Collected data entries:
%%

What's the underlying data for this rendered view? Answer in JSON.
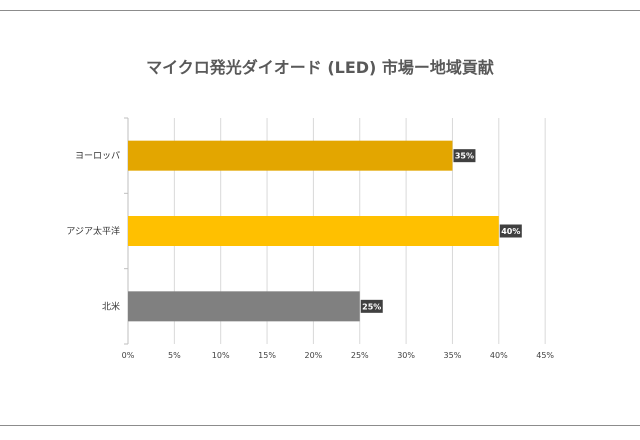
{
  "chart_data": {
    "type": "bar",
    "orientation": "horizontal",
    "title": "マイクロ発光ダイオード (LED) 市場ー地域貢献",
    "categories": [
      "ヨーロッパ",
      "アジア太平洋",
      "北米"
    ],
    "values": [
      35,
      40,
      25
    ],
    "data_labels": [
      "35%",
      "40%",
      "25%"
    ],
    "bar_colors": [
      "#e3a600",
      "#ffc000",
      "#808080"
    ],
    "x_ticks": [
      "0%",
      "5%",
      "10%",
      "15%",
      "20%",
      "25%",
      "30%",
      "35%",
      "40%",
      "45%"
    ],
    "xlim": [
      0,
      45
    ],
    "xlabel": "",
    "ylabel": "",
    "grid": true
  }
}
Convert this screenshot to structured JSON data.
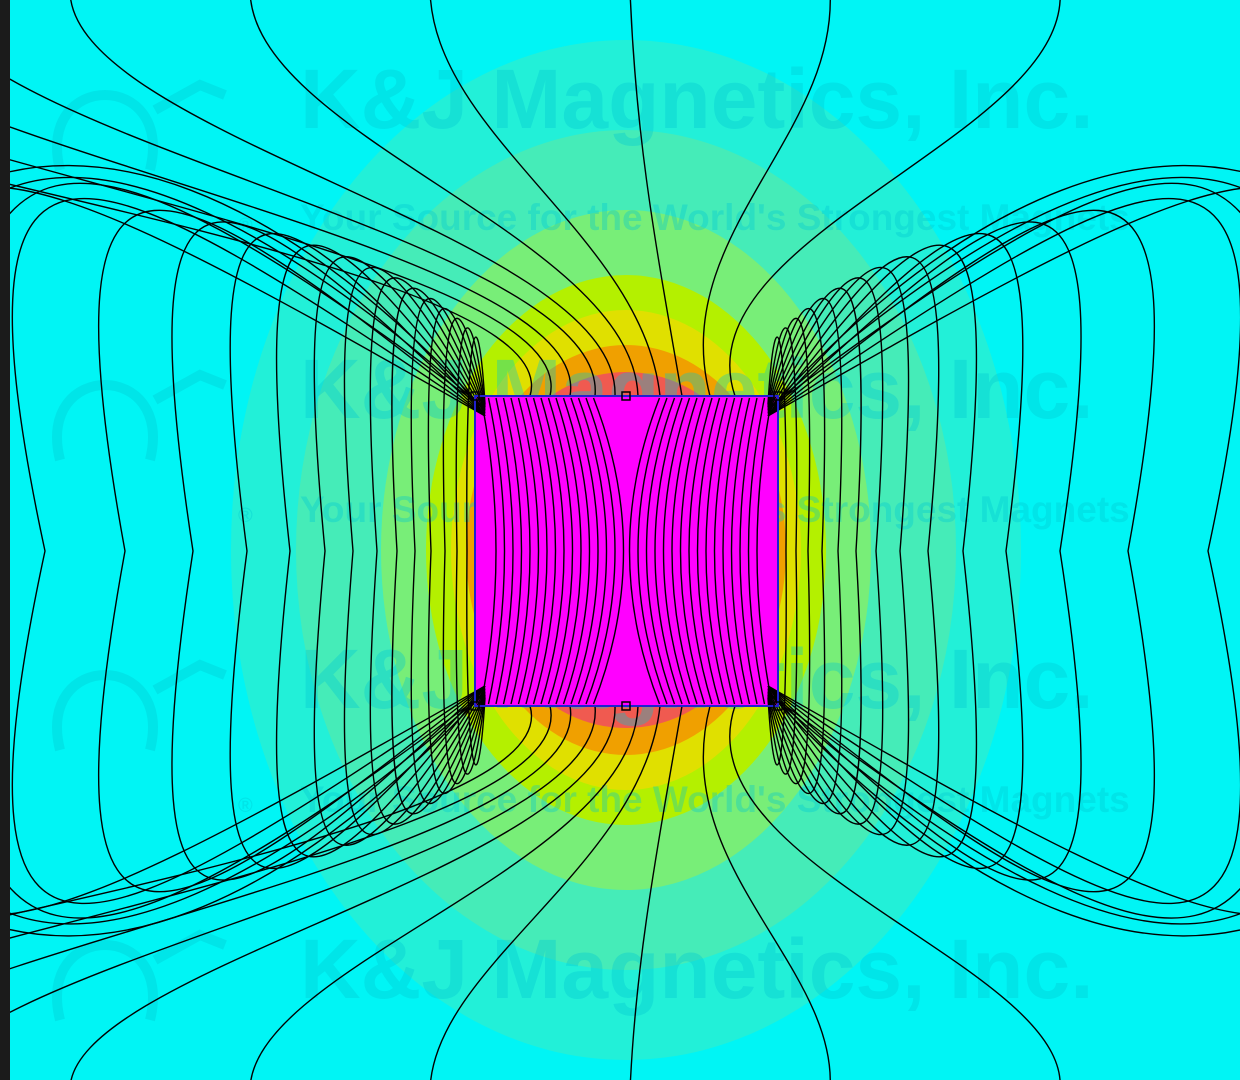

%%

Problem details: Copy the data character for character, but drop all pictures from the copy.

Response to this exercise:
What's the underlying data for this rendered view? Answer in JSON.
{
  "chart_data": {
    "type": "bar",
    "orientation": "horizontal",
    "title": "マイクロ発光ダイオード (LED) 市場ー地域貢献",
    "categories": [
      "ヨーロッパ",
      "アジア太平洋",
      "北米"
    ],
    "values": [
      35,
      40,
      25
    ],
    "data_labels": [
      "35%",
      "40%",
      "25%"
    ],
    "bar_colors": [
      "#e3a600",
      "#ffc000",
      "#808080"
    ],
    "x_ticks": [
      "0%",
      "5%",
      "10%",
      "15%",
      "20%",
      "25%",
      "30%",
      "35%",
      "40%",
      "45%"
    ],
    "xlim": [
      0,
      45
    ],
    "xlabel": "",
    "ylabel": "",
    "grid": true
  }
}
Convert this screenshot to structured JSON data.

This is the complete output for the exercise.